> **Text extract**:
My favorite show was Sugarfoot. It was sort of based on "The Man who Shot Liberty Valance;" he was a lawyer like the Jimmy Stewart character in "Liberty Valance." "Easy loping, cattle roping, Sugarfoot." He didn't ever do much of anything as I recall; he was just a nice guy. I also liked the Rifleman because Chuck Connors, the Rifleman, had a boy sidekick about twelve years old (who I wanted to be). And I thought the Rifleman's rifle was really cool. I owned the Mattel toy version of it. I believe I owned every Western toy firearm Mattel made: the Fanner 50 revolver, the Rolling Block buffalo hunter rifle and I don't know if anybody remembers this but, it was a little Derringer hidden in a belt buckle. It was supposed to look like part of the belt buckle and it did -- like part of the design -- this silvery belt buckle. And I think it was based on the show Yancy Derringer or maybe Bat Masterson but anyway I loved this thing, it was really cool. You would fold it with a spring back into the buckle and it shot a "Shootin' Shell" bullet … that was spring loaded and you put a cap on the cartridge. So I had the thing loaded and, then, if you were in a tight spot, you would just press against the back with your stomach and on an armature the Derringer would spring out and shoot. The problem was that this spring got a little loose over time and it didn't take that much pressure to make it "pow" and shoot out. I think the toy was designed by a psychiatrist in order to provide himself with people to psychoanalyze many years later.

> **Objective a**:
Reproduce the full text about favorite Western TV shows and Mattel toy guns, word for word.
These entries are unrelated to the text about the Westerns.

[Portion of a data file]

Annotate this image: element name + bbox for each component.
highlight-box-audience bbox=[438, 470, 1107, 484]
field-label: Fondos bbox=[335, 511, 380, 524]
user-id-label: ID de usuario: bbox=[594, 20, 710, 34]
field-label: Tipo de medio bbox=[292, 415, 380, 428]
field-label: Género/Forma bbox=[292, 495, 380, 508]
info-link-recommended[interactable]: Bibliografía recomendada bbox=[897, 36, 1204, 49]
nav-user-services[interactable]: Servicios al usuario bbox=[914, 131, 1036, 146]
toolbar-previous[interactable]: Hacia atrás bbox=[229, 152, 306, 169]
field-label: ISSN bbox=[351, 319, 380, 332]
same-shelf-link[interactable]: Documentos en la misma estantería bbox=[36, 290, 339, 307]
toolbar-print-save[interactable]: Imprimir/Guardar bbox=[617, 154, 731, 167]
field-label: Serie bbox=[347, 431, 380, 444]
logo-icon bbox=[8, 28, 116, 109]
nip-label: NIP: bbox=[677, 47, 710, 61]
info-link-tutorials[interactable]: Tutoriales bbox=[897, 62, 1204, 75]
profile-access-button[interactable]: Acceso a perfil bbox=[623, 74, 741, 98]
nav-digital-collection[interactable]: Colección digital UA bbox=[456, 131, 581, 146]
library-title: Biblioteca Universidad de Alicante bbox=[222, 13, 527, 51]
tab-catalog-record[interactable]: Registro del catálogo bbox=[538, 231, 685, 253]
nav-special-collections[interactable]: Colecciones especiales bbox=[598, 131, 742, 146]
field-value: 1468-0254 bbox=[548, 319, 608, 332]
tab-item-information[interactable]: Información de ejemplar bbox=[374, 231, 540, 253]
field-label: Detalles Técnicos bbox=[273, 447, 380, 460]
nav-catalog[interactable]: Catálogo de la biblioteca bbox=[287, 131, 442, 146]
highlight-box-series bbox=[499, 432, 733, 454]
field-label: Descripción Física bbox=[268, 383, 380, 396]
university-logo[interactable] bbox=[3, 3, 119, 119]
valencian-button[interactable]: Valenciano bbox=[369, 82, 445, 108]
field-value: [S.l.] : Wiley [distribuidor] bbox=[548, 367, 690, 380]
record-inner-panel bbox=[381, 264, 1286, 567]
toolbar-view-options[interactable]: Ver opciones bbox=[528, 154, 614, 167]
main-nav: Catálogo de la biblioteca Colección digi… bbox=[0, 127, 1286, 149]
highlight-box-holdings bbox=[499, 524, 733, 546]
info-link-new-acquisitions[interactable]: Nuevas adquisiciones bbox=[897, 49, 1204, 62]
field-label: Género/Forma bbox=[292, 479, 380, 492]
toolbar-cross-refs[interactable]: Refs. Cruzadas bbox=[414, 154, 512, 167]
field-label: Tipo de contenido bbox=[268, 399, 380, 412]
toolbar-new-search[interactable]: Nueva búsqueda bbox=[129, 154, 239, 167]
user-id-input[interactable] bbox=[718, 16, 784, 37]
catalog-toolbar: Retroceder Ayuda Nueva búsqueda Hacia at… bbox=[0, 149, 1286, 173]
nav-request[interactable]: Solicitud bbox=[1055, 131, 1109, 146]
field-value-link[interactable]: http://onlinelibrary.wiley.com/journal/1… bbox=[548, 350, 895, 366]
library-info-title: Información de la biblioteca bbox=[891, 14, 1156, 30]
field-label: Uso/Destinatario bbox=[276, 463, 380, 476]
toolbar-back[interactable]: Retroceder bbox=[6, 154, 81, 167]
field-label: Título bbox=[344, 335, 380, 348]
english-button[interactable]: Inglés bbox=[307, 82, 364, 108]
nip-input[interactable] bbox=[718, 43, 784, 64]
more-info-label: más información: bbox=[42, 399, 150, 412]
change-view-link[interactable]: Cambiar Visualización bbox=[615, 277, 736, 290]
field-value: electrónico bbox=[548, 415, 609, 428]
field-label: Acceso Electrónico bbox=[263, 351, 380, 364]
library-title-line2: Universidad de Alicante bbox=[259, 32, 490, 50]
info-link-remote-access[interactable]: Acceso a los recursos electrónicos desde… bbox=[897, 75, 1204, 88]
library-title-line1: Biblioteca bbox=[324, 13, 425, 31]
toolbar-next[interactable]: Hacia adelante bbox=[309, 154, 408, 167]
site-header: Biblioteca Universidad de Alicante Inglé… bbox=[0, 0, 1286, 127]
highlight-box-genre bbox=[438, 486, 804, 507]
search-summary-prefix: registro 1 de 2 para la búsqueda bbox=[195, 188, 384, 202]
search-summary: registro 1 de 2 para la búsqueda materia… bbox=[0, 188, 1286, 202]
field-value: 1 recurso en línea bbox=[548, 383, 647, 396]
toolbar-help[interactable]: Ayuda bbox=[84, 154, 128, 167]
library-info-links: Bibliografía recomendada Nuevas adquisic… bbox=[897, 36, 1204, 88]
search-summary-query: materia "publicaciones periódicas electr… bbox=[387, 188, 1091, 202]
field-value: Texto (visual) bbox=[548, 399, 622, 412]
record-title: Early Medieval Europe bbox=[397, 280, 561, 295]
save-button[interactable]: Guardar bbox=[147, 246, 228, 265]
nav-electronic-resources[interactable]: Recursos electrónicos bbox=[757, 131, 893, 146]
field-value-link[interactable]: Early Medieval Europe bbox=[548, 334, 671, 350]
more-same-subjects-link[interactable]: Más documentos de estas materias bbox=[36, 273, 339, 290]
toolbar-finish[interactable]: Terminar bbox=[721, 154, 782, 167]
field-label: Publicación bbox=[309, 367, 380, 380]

> **Objective b**:
Select and copy each line of the entries that contains the string "more".

> **Complete answer a**:
My favorite show was Sugarfoot. It was sort of based on "The Man who Shot Liberty Valance;" he was a lawyer like the Jimmy Stewart character in "Liberty Valance." "Easy loping, cattle roping, Sugarfoot." He didn't ever do much of anything as I recall; he was just a nice guy. I also liked the Rifleman because Chuck Connors, the Rifleman, had a boy sidekick about twelve years old (who I wanted to be). And I thought the Rifleman's rifle was really cool. I owned the Mattel toy version of it. I believe I owned every Western toy firearm Mattel made: the Fanner 50 revolver, the Rolling Block buffalo hunter rifle and I don't know if anybody remembers this but, it was a little Derringer hidden in a belt buckle. It was supposed to look like part of the belt buckle and it did -- like part of the design -- this silvery belt buckle. And I think it was based on the show Yancy Derringer or maybe Bat Masterson but anyway I loved this thing, it was really cool. You would fold it with a spring back into the buckle and it shot a "Shootin' Shell" bullet … that was spring loaded and you put a cap on the cartridge. So I had the thing loaded and, then, if you were in a tight spot, you would just press against the back with your stomach and on an armature the Derringer would spring out and shoot. The problem was that this spring got a little loose over time and it didn't take that much pressure to make it "pow" and shoot out. I think the toy was designed by a psychiatrist in order to provide himself with people to psychoanalyze many years later.

> **Complete answer b**:
more-info-label: más información: bbox=[42, 399, 150, 412]
more-same-subjects-link[interactable]: Más documentos de estas materias bbox=[36, 273, 339, 290]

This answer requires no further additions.